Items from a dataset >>
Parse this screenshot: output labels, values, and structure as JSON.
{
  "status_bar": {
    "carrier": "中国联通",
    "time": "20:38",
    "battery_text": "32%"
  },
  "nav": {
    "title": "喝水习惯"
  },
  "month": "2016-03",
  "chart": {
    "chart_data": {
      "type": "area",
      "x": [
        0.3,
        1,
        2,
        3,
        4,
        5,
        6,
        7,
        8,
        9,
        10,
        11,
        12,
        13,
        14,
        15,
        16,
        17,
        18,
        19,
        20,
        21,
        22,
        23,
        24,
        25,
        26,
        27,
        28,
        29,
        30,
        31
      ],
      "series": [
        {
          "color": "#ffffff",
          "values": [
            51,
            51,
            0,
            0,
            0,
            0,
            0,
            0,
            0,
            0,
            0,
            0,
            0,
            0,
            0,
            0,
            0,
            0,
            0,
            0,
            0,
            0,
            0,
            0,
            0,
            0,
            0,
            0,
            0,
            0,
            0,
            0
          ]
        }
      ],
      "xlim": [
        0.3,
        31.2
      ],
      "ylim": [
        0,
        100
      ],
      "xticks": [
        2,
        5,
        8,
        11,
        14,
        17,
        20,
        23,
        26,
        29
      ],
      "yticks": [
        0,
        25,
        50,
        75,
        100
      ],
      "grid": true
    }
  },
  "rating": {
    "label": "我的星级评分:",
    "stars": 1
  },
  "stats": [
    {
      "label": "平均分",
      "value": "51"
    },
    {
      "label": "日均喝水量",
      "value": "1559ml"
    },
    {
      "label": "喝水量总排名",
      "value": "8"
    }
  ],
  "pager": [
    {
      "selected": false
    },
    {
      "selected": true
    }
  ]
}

Work to complete >> Output the records verbatim, from the first line to the last.

Worked answer >>
Parse this screenshot: output labels, values, and structure as JSON.
{
  "status_bar": {
    "carrier": "中国联通",
    "time": "20:38",
    "battery_text": "32%"
  },
  "nav": {
    "title": "喝水习惯"
  },
  "month": "2016-03",
  "chart": {
    "chart_data": {
      "type": "area",
      "x": [
        0.3,
        1,
        2,
        3,
        4,
        5,
        6,
        7,
        8,
        9,
        10,
        11,
        12,
        13,
        14,
        15,
        16,
        17,
        18,
        19,
        20,
        21,
        22,
        23,
        24,
        25,
        26,
        27,
        28,
        29,
        30,
        31
      ],
      "series": [
        {
          "color": "#ffffff",
          "values": [
            51,
            51,
            0,
            0,
            0,
            0,
            0,
            0,
            0,
            0,
            0,
            0,
            0,
            0,
            0,
            0,
            0,
            0,
            0,
            0,
            0,
            0,
            0,
            0,
            0,
            0,
            0,
            0,
            0,
            0,
            0,
            0
          ]
        }
      ],
      "xlim": [
        0.3,
        31.2
      ],
      "ylim": [
        0,
        100
      ],
      "xticks": [
        2,
        5,
        8,
        11,
        14,
        17,
        20,
        23,
        26,
        29
      ],
      "yticks": [
        0,
        25,
        50,
        75,
        100
      ],
      "grid": true
    }
  },
  "rating": {
    "label": "我的星级评分:",
    "stars": 1
  },
  "stats": [
    {
      "label": "平均分",
      "value": "51"
    },
    {
      "label": "日均喝水量",
      "value": "1559ml"
    },
    {
      "label": "喝水量总排名",
      "value": "8"
    }
  ],
  "pager": [
    {
      "selected": false
    },
    {
      "selected": true
    }
  ]
}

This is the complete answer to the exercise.